What you are asked to do: All of the entries need to be written out again, exactly as they are.

Task input:

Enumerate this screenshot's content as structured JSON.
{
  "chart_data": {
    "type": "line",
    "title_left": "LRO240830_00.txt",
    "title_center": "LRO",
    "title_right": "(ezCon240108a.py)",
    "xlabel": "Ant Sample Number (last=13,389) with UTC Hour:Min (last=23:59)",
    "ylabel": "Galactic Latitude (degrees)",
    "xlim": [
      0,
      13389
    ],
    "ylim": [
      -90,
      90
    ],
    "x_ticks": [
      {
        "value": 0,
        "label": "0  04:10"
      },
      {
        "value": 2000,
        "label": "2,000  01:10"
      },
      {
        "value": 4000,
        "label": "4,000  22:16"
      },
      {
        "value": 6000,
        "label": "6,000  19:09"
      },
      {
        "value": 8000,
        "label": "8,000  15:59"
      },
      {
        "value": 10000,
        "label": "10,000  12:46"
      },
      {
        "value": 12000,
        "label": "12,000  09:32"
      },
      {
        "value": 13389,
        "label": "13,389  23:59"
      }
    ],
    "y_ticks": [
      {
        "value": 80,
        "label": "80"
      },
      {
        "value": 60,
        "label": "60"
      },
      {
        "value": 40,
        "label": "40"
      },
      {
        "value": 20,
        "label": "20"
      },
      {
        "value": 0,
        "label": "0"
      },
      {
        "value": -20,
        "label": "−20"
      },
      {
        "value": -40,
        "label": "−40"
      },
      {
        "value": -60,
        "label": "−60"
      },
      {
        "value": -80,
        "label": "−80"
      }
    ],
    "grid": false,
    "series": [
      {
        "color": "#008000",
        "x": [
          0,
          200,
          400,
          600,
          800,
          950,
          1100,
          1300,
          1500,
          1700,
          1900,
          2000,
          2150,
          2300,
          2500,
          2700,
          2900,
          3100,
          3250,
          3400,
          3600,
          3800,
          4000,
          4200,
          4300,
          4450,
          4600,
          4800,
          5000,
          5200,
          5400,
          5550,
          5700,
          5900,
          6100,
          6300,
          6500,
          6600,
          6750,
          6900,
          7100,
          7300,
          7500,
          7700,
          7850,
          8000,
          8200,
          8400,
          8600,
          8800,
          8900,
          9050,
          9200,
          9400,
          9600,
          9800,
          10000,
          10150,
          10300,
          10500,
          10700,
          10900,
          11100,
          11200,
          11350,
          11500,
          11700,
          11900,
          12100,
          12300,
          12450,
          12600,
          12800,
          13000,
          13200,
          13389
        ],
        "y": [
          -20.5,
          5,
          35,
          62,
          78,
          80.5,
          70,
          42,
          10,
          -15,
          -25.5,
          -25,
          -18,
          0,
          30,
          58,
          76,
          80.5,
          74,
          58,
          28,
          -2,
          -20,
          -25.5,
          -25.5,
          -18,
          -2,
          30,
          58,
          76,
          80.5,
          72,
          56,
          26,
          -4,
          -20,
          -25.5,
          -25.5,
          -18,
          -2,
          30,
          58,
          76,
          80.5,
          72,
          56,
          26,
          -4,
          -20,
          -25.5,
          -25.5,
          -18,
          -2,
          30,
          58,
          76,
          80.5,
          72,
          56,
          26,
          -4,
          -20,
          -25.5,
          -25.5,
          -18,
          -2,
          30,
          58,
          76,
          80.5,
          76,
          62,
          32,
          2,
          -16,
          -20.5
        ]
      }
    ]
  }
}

Solution for this task:
Enumerate this screenshot's content as structured JSON.
{
  "chart_data": {
    "type": "line",
    "title_left": "LRO240830_00.txt",
    "title_center": "LRO",
    "title_right": "(ezCon240108a.py)",
    "xlabel": "Ant Sample Number (last=13,389) with UTC Hour:Min (last=23:59)",
    "ylabel": "Galactic Latitude (degrees)",
    "xlim": [
      0,
      13389
    ],
    "ylim": [
      -90,
      90
    ],
    "x_ticks": [
      {
        "value": 0,
        "label": "0  04:10"
      },
      {
        "value": 2000,
        "label": "2,000  01:10"
      },
      {
        "value": 4000,
        "label": "4,000  22:16"
      },
      {
        "value": 6000,
        "label": "6,000  19:09"
      },
      {
        "value": 8000,
        "label": "8,000  15:59"
      },
      {
        "value": 10000,
        "label": "10,000  12:46"
      },
      {
        "value": 12000,
        "label": "12,000  09:32"
      },
      {
        "value": 13389,
        "label": "13,389  23:59"
      }
    ],
    "y_ticks": [
      {
        "value": 80,
        "label": "80"
      },
      {
        "value": 60,
        "label": "60"
      },
      {
        "value": 40,
        "label": "40"
      },
      {
        "value": 20,
        "label": "20"
      },
      {
        "value": 0,
        "label": "0"
      },
      {
        "value": -20,
        "label": "−20"
      },
      {
        "value": -40,
        "label": "−40"
      },
      {
        "value": -60,
        "label": "−60"
      },
      {
        "value": -80,
        "label": "−80"
      }
    ],
    "grid": false,
    "series": [
      {
        "color": "#008000",
        "x": [
          0,
          200,
          400,
          600,
          800,
          950,
          1100,
          1300,
          1500,
          1700,
          1900,
          2000,
          2150,
          2300,
          2500,
          2700,
          2900,
          3100,
          3250,
          3400,
          3600,
          3800,
          4000,
          4200,
          4300,
          4450,
          4600,
          4800,
          5000,
          5200,
          5400,
          5550,
          5700,
          5900,
          6100,
          6300,
          6500,
          6600,
          6750,
          6900,
          7100,
          7300,
          7500,
          7700,
          7850,
          8000,
          8200,
          8400,
          8600,
          8800,
          8900,
          9050,
          9200,
          9400,
          9600,
          9800,
          10000,
          10150,
          10300,
          10500,
          10700,
          10900,
          11100,
          11200,
          11350,
          11500,
          11700,
          11900,
          12100,
          12300,
          12450,
          12600,
          12800,
          13000,
          13200,
          13389
        ],
        "y": [
          -20.5,
          5,
          35,
          62,
          78,
          80.5,
          70,
          42,
          10,
          -15,
          -25.5,
          -25,
          -18,
          0,
          30,
          58,
          76,
          80.5,
          74,
          58,
          28,
          -2,
          -20,
          -25.5,
          -25.5,
          -18,
          -2,
          30,
          58,
          76,
          80.5,
          72,
          56,
          26,
          -4,
          -20,
          -25.5,
          -25.5,
          -18,
          -2,
          30,
          58,
          76,
          80.5,
          72,
          56,
          26,
          -4,
          -20,
          -25.5,
          -25.5,
          -18,
          -2,
          30,
          58,
          76,
          80.5,
          72,
          56,
          26,
          -4,
          -20,
          -25.5,
          -25.5,
          -18,
          -2,
          30,
          58,
          76,
          80.5,
          76,
          62,
          32,
          2,
          -16,
          -20.5
        ]
      }
    ]
  }
}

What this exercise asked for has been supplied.